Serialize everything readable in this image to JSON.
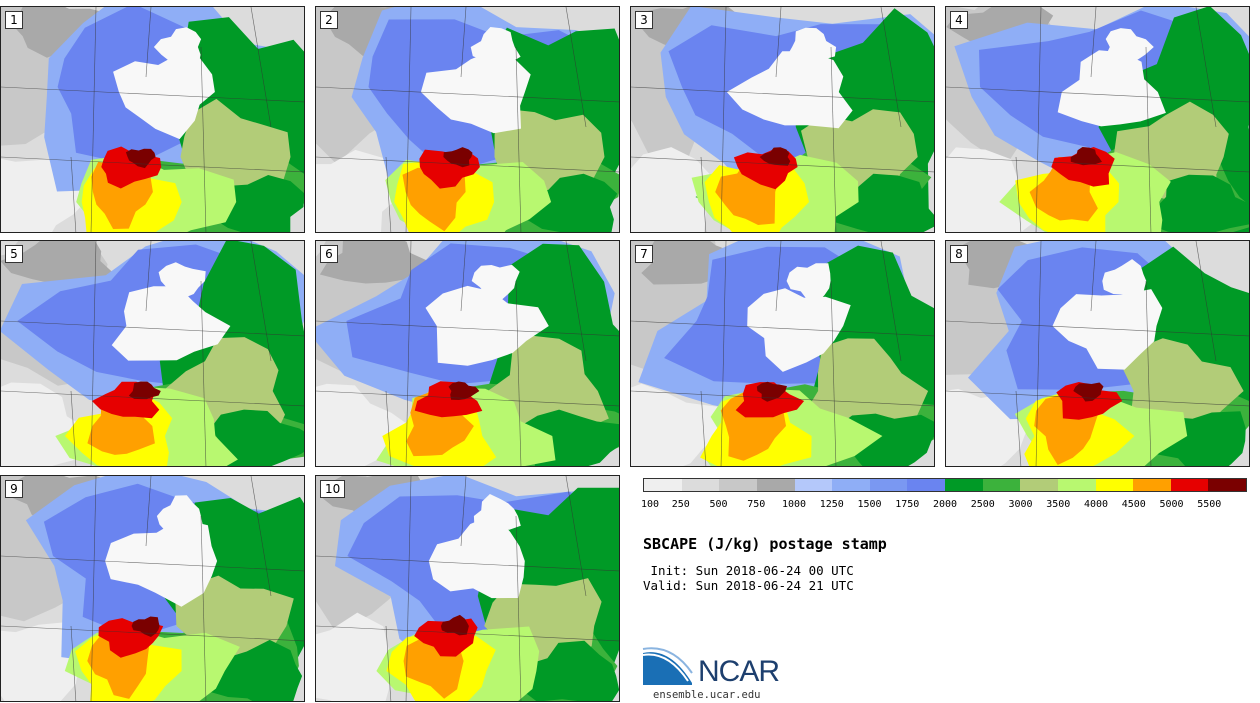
{
  "figure": {
    "title": "SBCAPE (J/kg) postage stamp",
    "init": " Init: Sun 2018-06-24 00 UTC",
    "valid": "Valid: Sun 2018-06-24 21 UTC"
  },
  "members": [
    "1",
    "2",
    "3",
    "4",
    "5",
    "6",
    "7",
    "8",
    "9",
    "10"
  ],
  "colorbar": {
    "colors": [
      "#efefef",
      "#dcdcdc",
      "#c8c8c8",
      "#a9a9a9",
      "#b4c8fa",
      "#8faef6",
      "#7a98f2",
      "#6a84f0",
      "#009a26",
      "#3cb23c",
      "#b2cc78",
      "#b8f870",
      "#ffff00",
      "#ffa000",
      "#e60000",
      "#7a0000"
    ],
    "labels": [
      "100",
      "250",
      "500",
      "750",
      "1000",
      "1250",
      "1500",
      "1750",
      "2000",
      "2500",
      "3000",
      "3500",
      "4000",
      "4500",
      "5000",
      "5500"
    ]
  },
  "logo": {
    "name": "NCAR",
    "url": "ensemble.ucar.edu",
    "color": "#1d3f6e",
    "swoosh_color": "#1a6fb5"
  }
}
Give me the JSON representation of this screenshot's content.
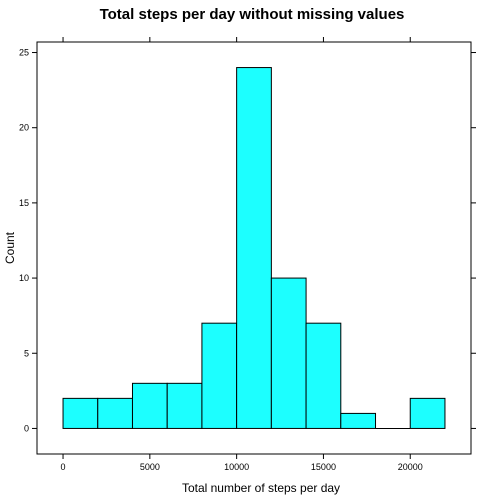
{
  "chart_data": {
    "type": "bar",
    "title": "Total steps per day without missing values",
    "xlabel": "Total number of steps per day",
    "ylabel": "Count",
    "bin_edges": [
      0,
      2000,
      4000,
      6000,
      8000,
      10000,
      12000,
      14000,
      16000,
      18000,
      20000,
      22000
    ],
    "values": [
      2,
      2,
      3,
      3,
      7,
      24,
      10,
      7,
      1,
      0,
      2
    ],
    "xlim": [
      -1500,
      23500
    ],
    "ylim": [
      -1.7,
      25.7
    ],
    "x_ticks": [
      0,
      5000,
      10000,
      15000,
      20000
    ],
    "y_ticks": [
      0,
      5,
      10,
      15,
      20,
      25
    ],
    "grid": false,
    "bar_color": "#1CFFFF",
    "bar_edge_color": "#000000"
  }
}
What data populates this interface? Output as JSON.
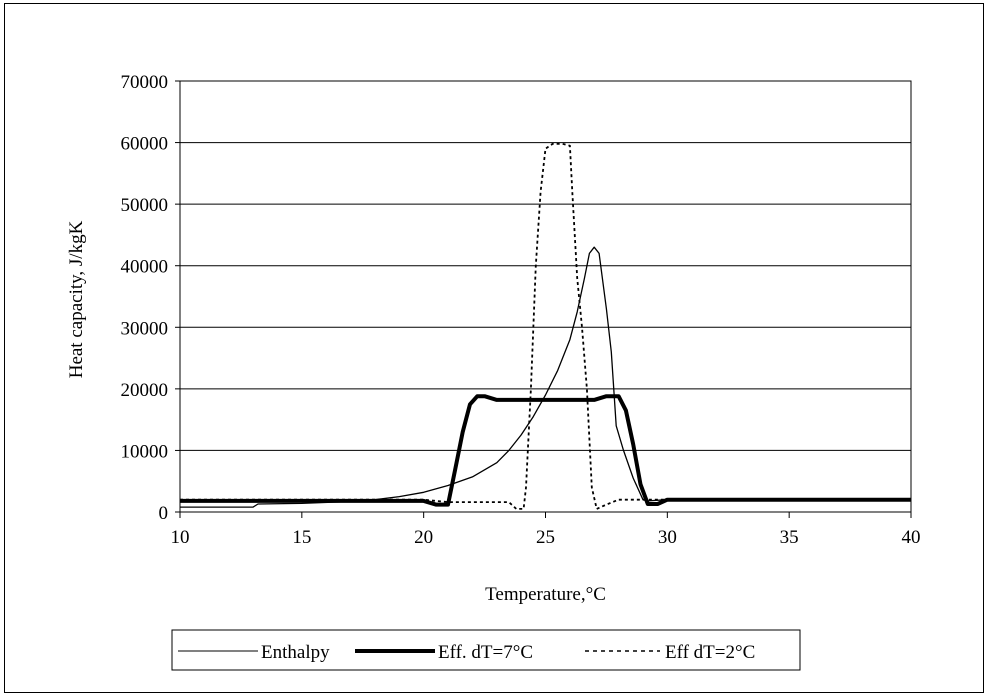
{
  "chart_data": {
    "type": "line",
    "title": "",
    "xlabel": "Temperature,°C",
    "ylabel": "Heat capacity, J/kgK",
    "xlim": [
      10,
      40
    ],
    "ylim": [
      0,
      70000
    ],
    "xticks": [
      10,
      15,
      20,
      25,
      30,
      35,
      40
    ],
    "yticks": [
      0,
      10000,
      20000,
      30000,
      40000,
      50000,
      60000,
      70000
    ],
    "grid": "horizontal",
    "legend_position": "bottom",
    "series": [
      {
        "name": "Enthalpy",
        "style": "thin-solid",
        "x": [
          10,
          13,
          13.2,
          15,
          17,
          18,
          19,
          20,
          21,
          22,
          23,
          23.5,
          24,
          24.5,
          25,
          25.5,
          26,
          26.3,
          26.6,
          26.8,
          27,
          27.2,
          27.5,
          27.7,
          27.9,
          28.2,
          28.6,
          29,
          29.2,
          30,
          35,
          40
        ],
        "y": [
          800,
          800,
          1300,
          1400,
          1700,
          2000,
          2500,
          3200,
          4300,
          5700,
          8000,
          10000,
          12500,
          15500,
          19000,
          23000,
          28000,
          32500,
          38000,
          42000,
          43000,
          42000,
          33000,
          26000,
          14000,
          10000,
          5500,
          2000,
          1800,
          2000,
          2000,
          2000
        ]
      },
      {
        "name": "Eff. dT=7°C",
        "style": "thick-solid",
        "x": [
          10,
          15,
          20,
          20.5,
          21,
          21.3,
          21.6,
          21.9,
          22.2,
          22.5,
          23,
          24,
          25,
          26,
          27,
          27.5,
          28,
          28.3,
          28.6,
          28.9,
          29.2,
          29.6,
          30,
          35,
          40
        ],
        "y": [
          1800,
          1800,
          1800,
          1200,
          1200,
          7000,
          13000,
          17500,
          18800,
          18800,
          18200,
          18200,
          18200,
          18200,
          18200,
          18800,
          18800,
          16500,
          11000,
          4500,
          1300,
          1300,
          2000,
          2000,
          2000
        ]
      },
      {
        "name": "Eff dT=2°C",
        "style": "dashed",
        "x": [
          10,
          15,
          20,
          21,
          23.5,
          23.8,
          24.1,
          24.2,
          24.4,
          24.6,
          24.8,
          25.0,
          25.3,
          25.7,
          26.0,
          26.1,
          26.3,
          26.5,
          26.7,
          26.9,
          27.1,
          27.5,
          28,
          29,
          30,
          35,
          40
        ],
        "y": [
          2000,
          2000,
          2000,
          1600,
          1600,
          500,
          500,
          4000,
          20000,
          40000,
          52000,
          59000,
          59800,
          59800,
          59500,
          52000,
          38000,
          30000,
          20000,
          4000,
          500,
          1200,
          2000,
          2000,
          2000,
          2000,
          2000
        ]
      }
    ]
  }
}
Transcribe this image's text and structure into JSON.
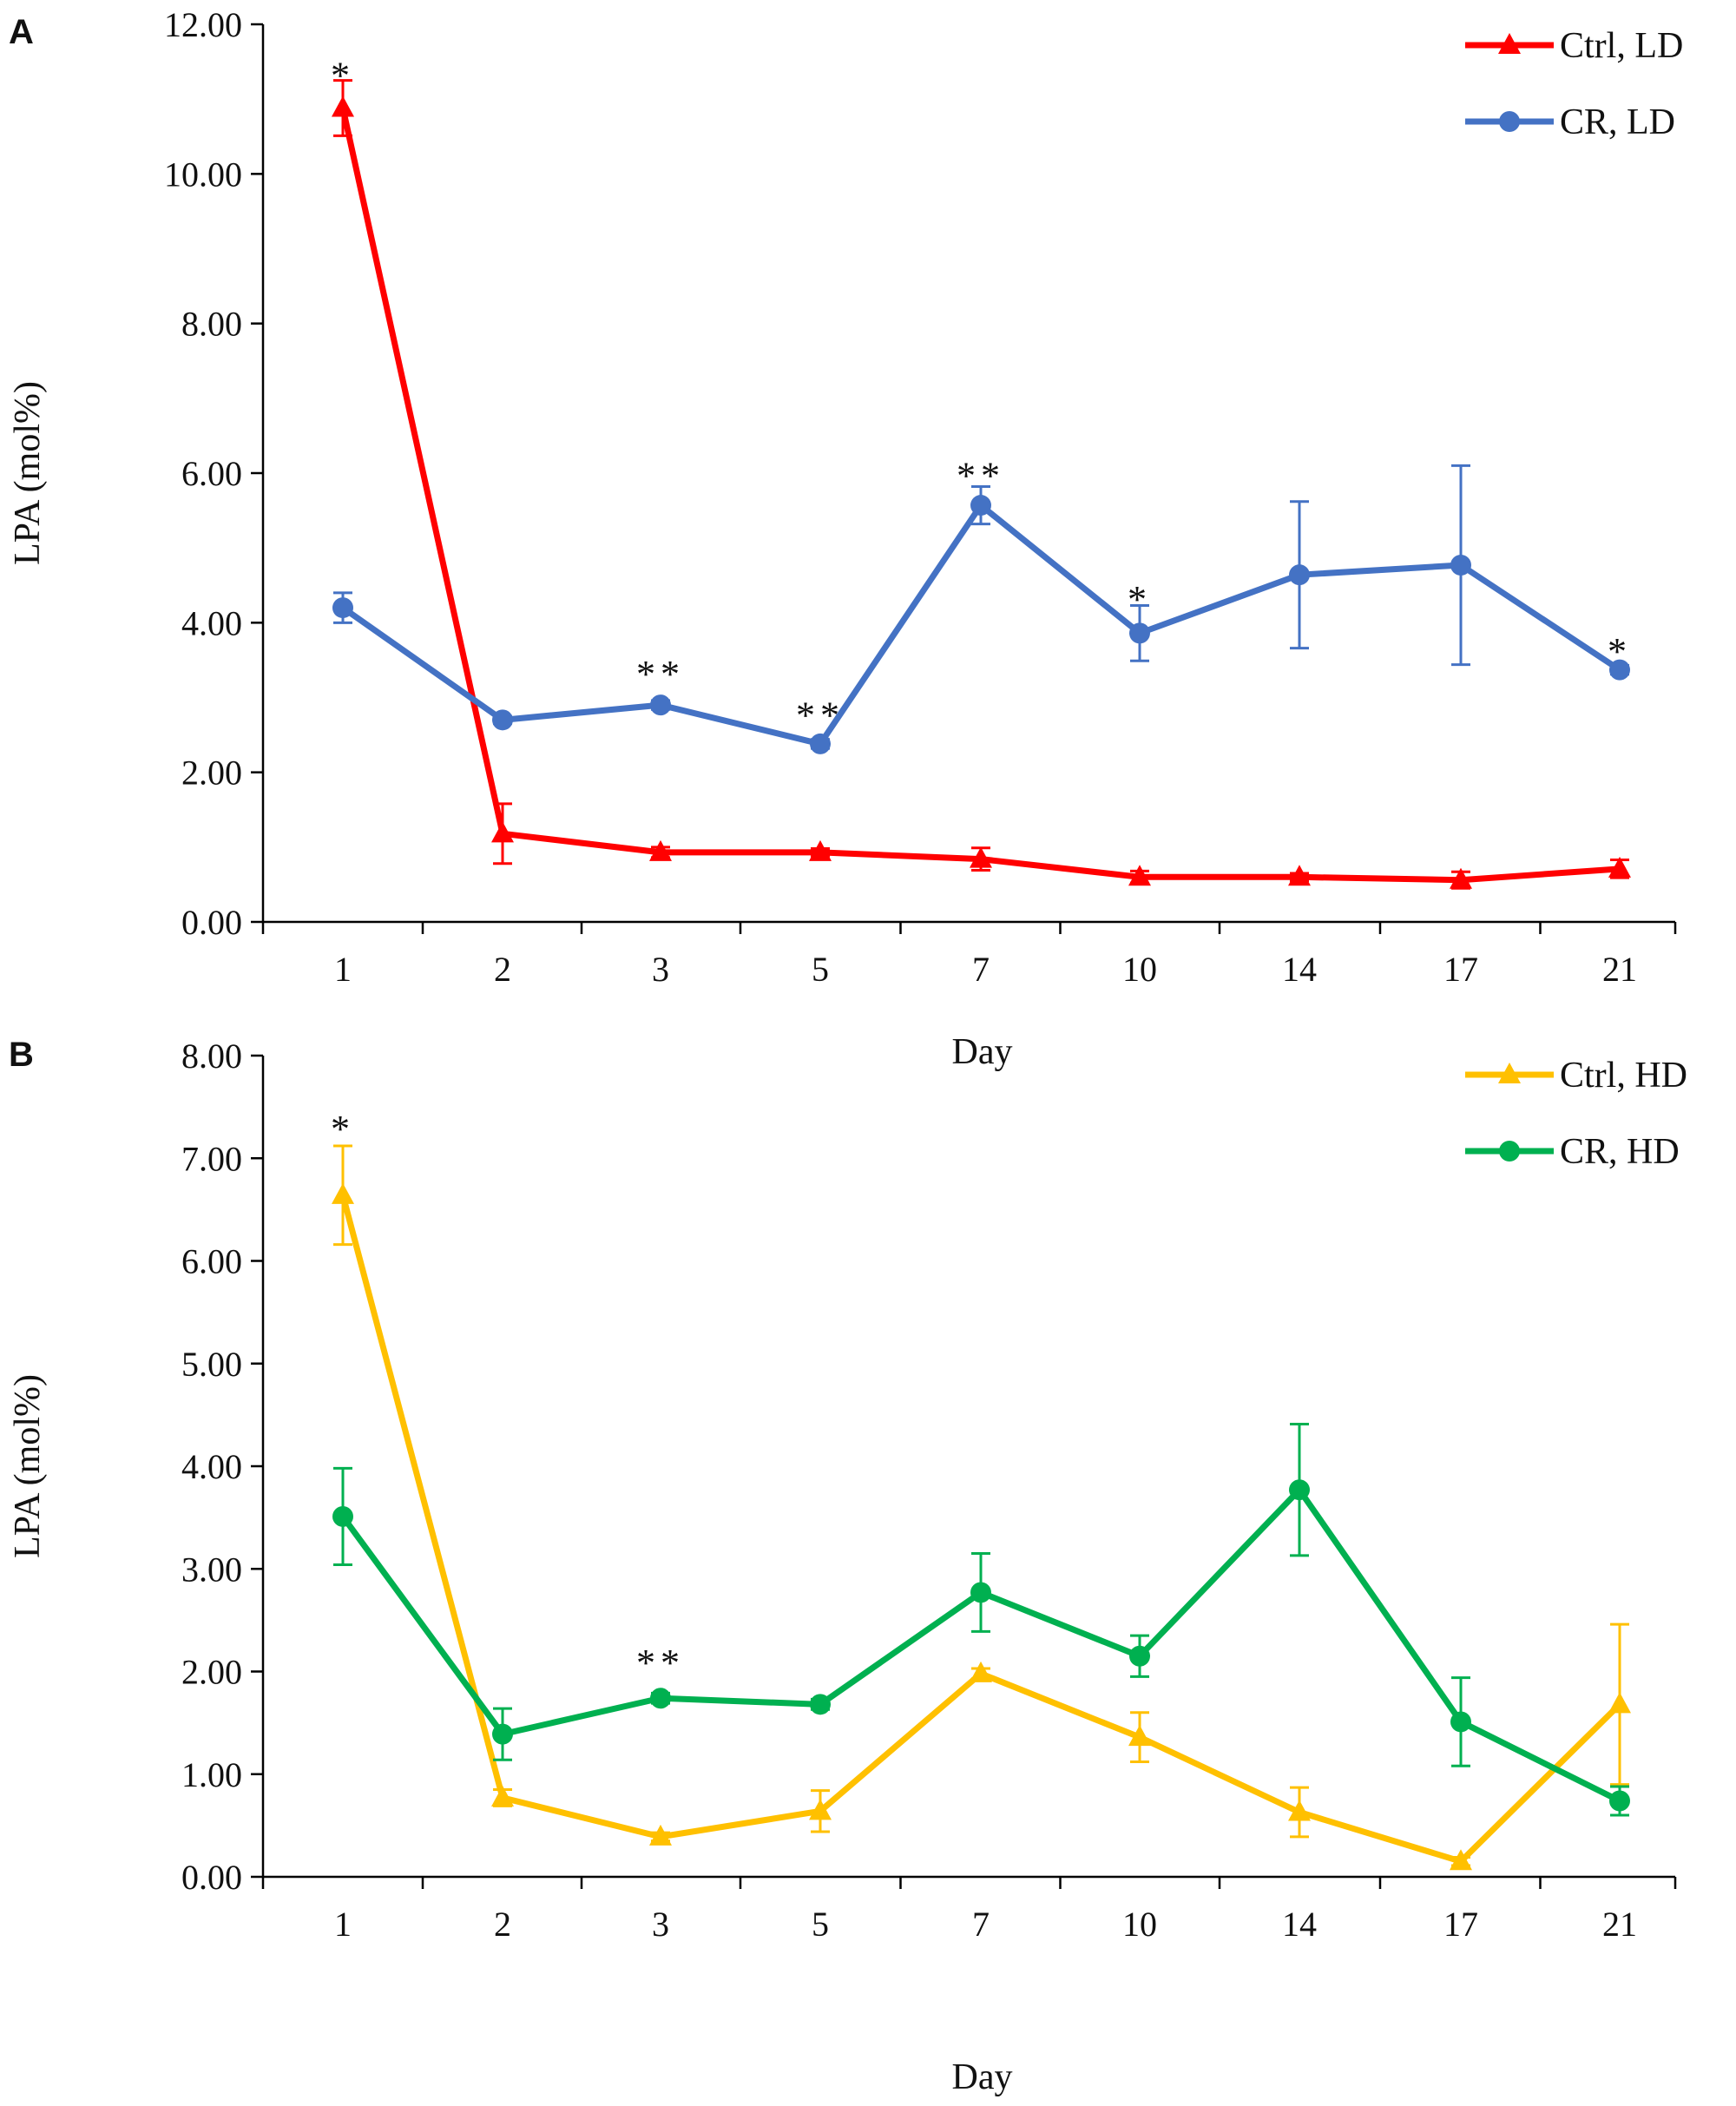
{
  "figure": {
    "panels": [
      "A",
      "B"
    ]
  },
  "chart_data": [
    {
      "panel": "A",
      "type": "line",
      "xlabel": "Day",
      "ylabel": "LPA (mol%)",
      "categories": [
        "1",
        "2",
        "3",
        "5",
        "7",
        "10",
        "14",
        "17",
        "21"
      ],
      "ylim": [
        0,
        12
      ],
      "yticks": [
        "0.00",
        "2.00",
        "4.00",
        "6.00",
        "8.00",
        "10.00",
        "12.00"
      ],
      "grid": false,
      "legend_position": "top-right",
      "series": [
        {
          "name": "Ctrl, LD",
          "color": "#FF0000",
          "marker": "triangle",
          "values": [
            10.88,
            1.18,
            0.93,
            0.93,
            0.84,
            0.6,
            0.6,
            0.56,
            0.71
          ],
          "errors": [
            0.37,
            0.4,
            0.07,
            0.05,
            0.15,
            0.08,
            0.05,
            0.11,
            0.12
          ]
        },
        {
          "name": "CR, LD",
          "color": "#4472C4",
          "marker": "circle",
          "values": [
            4.2,
            2.7,
            2.9,
            2.38,
            5.57,
            3.86,
            4.64,
            4.77,
            3.37
          ],
          "errors": [
            0.2,
            0.05,
            0.06,
            0.06,
            0.25,
            0.37,
            0.98,
            1.33,
            0.06
          ]
        }
      ],
      "annotations": [
        {
          "category": "1",
          "text": "*",
          "y": 11.4
        },
        {
          "category": "3",
          "text": "**",
          "y": 3.4
        },
        {
          "category": "5",
          "text": "**",
          "y": 2.85
        },
        {
          "category": "7",
          "text": "**",
          "y": 6.05
        },
        {
          "category": "10",
          "text": "*",
          "y": 4.4
        },
        {
          "category": "21",
          "text": "*",
          "y": 3.7
        }
      ]
    },
    {
      "panel": "B",
      "type": "line",
      "xlabel": "Day",
      "ylabel": "LPA (mol%)",
      "categories": [
        "1",
        "2",
        "3",
        "5",
        "7",
        "10",
        "14",
        "17",
        "21"
      ],
      "ylim": [
        0,
        8
      ],
      "yticks": [
        "0.00",
        "1.00",
        "2.00",
        "3.00",
        "4.00",
        "5.00",
        "6.00",
        "7.00",
        "8.00"
      ],
      "grid": false,
      "legend_position": "top-right",
      "series": [
        {
          "name": "Ctrl, HD",
          "color": "#FFC000",
          "marker": "triangle",
          "values": [
            6.64,
            0.77,
            0.39,
            0.64,
            1.98,
            1.36,
            0.63,
            0.15,
            1.68
          ],
          "errors": [
            0.48,
            0.08,
            0.04,
            0.2,
            0.05,
            0.24,
            0.24,
            0.04,
            0.78
          ]
        },
        {
          "name": "CR, HD",
          "color": "#00B050",
          "marker": "circle",
          "values": [
            3.51,
            1.39,
            1.74,
            1.68,
            2.77,
            2.15,
            3.77,
            1.51,
            0.74
          ],
          "errors": [
            0.47,
            0.25,
            0.05,
            0.05,
            0.38,
            0.2,
            0.64,
            0.43,
            0.14
          ]
        }
      ],
      "annotations": [
        {
          "category": "1",
          "text": "*",
          "y": 7.35
        },
        {
          "category": "3",
          "text": "**",
          "y": 2.15
        }
      ]
    }
  ]
}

====

**Work to do:**
Count up every line above that has the word "grid" in it; answer with the number alone.

**The reply:**
4